Find all the lines with "axis" and gather them.
● ● ● ● ● ● ●
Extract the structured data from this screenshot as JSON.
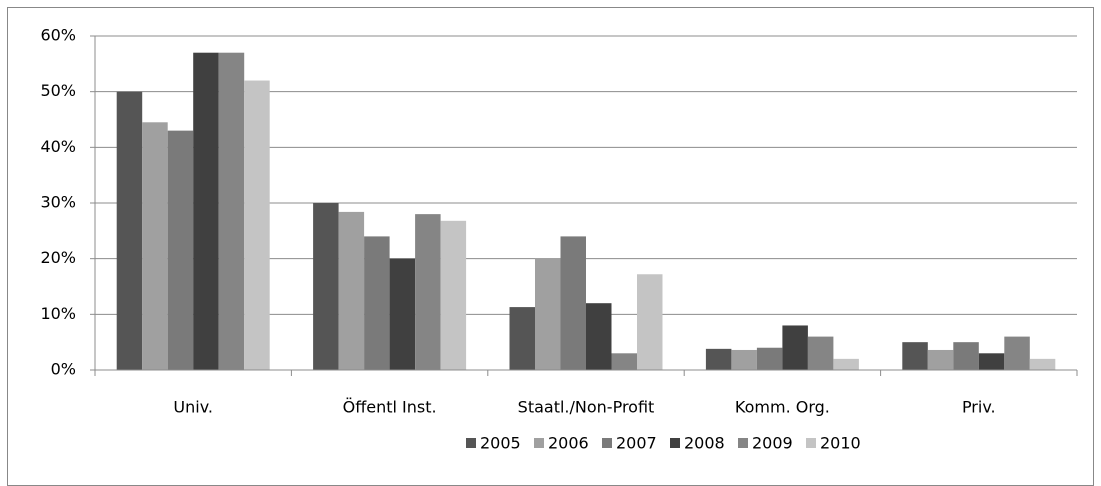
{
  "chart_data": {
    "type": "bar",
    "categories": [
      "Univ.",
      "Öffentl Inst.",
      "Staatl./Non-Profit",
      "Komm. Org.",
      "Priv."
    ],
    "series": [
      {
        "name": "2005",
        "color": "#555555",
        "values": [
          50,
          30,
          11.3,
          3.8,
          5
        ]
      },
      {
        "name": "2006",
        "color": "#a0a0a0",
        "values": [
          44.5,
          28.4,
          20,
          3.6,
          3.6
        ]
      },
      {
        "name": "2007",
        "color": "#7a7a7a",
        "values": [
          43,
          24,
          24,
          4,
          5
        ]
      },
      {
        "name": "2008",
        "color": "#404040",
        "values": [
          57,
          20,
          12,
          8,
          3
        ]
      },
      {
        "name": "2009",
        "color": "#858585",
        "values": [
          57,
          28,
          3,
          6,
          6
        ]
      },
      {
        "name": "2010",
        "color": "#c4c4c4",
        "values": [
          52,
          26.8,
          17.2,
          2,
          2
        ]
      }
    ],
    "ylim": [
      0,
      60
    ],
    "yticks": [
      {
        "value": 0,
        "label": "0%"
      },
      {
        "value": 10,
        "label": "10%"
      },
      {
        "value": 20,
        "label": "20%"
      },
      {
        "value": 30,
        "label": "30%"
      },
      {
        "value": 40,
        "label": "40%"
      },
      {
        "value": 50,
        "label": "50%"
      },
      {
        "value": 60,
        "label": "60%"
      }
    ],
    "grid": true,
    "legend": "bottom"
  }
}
● ● ● ● ● ● ●
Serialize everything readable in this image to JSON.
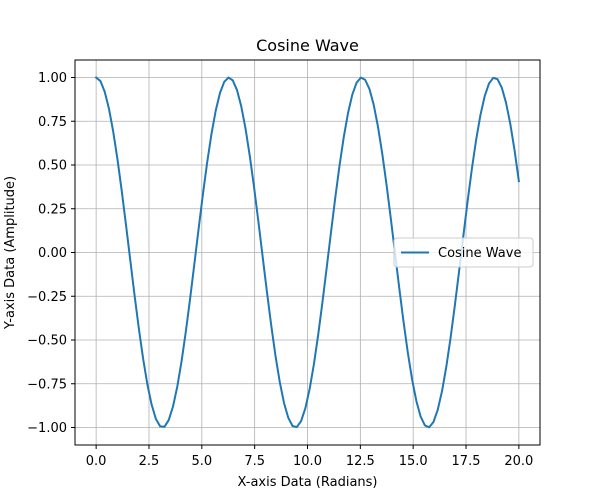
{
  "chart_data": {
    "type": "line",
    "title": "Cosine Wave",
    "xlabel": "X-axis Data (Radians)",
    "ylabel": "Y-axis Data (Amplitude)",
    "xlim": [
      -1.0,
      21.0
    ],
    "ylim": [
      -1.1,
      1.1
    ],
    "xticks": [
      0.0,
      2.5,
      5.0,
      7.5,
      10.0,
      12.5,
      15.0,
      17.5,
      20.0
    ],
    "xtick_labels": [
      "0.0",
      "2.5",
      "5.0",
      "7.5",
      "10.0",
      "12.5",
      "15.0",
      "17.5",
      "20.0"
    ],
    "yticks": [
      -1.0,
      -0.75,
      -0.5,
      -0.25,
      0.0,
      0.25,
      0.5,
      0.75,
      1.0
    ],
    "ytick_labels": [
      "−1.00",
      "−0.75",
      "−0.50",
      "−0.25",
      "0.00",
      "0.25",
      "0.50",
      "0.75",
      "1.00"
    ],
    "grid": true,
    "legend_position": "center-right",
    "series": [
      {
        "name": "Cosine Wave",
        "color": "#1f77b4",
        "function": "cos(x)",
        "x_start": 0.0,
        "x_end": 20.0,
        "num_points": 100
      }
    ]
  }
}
● ● ● ● ● ● ●
**TASK RESPONSE:**
    "xlabel": "X-axis Data (Radians)",
    "ylabel": "Y-axis Data (Amplitude)",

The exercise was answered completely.